BEGIN Dataset entries
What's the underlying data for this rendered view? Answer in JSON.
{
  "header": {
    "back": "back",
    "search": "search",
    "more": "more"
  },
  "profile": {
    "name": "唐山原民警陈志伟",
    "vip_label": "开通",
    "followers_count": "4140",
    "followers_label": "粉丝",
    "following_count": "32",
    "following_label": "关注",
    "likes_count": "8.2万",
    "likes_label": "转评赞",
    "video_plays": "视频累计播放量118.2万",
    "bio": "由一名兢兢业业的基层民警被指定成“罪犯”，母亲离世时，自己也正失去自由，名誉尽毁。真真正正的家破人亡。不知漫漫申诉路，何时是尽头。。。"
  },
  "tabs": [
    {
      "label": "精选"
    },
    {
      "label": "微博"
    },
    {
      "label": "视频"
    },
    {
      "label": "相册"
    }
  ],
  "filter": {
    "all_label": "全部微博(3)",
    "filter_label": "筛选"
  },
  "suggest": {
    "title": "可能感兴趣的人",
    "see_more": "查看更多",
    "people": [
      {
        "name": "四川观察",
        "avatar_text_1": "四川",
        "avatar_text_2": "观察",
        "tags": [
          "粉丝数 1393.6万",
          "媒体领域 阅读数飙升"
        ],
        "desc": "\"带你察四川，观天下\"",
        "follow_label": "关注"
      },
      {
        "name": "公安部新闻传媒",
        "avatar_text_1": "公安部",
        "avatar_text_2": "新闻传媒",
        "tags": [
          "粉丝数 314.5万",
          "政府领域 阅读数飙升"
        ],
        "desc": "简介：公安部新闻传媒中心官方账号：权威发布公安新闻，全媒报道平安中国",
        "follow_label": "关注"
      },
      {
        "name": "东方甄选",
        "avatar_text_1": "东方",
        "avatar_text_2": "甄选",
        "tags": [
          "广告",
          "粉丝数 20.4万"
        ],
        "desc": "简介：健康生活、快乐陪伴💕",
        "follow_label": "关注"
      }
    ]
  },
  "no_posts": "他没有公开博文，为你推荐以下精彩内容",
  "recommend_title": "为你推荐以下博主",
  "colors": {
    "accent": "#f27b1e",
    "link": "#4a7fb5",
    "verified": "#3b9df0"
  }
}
END Dataset entries
**Your goal**
Return all lines of the material above in which the word "name" occurs.

**Task response**
    "name": "唐山原民警陈志伟",
        "name": "四川观察",
        "name": "公安部新闻传媒",
        "name": "东方甄选",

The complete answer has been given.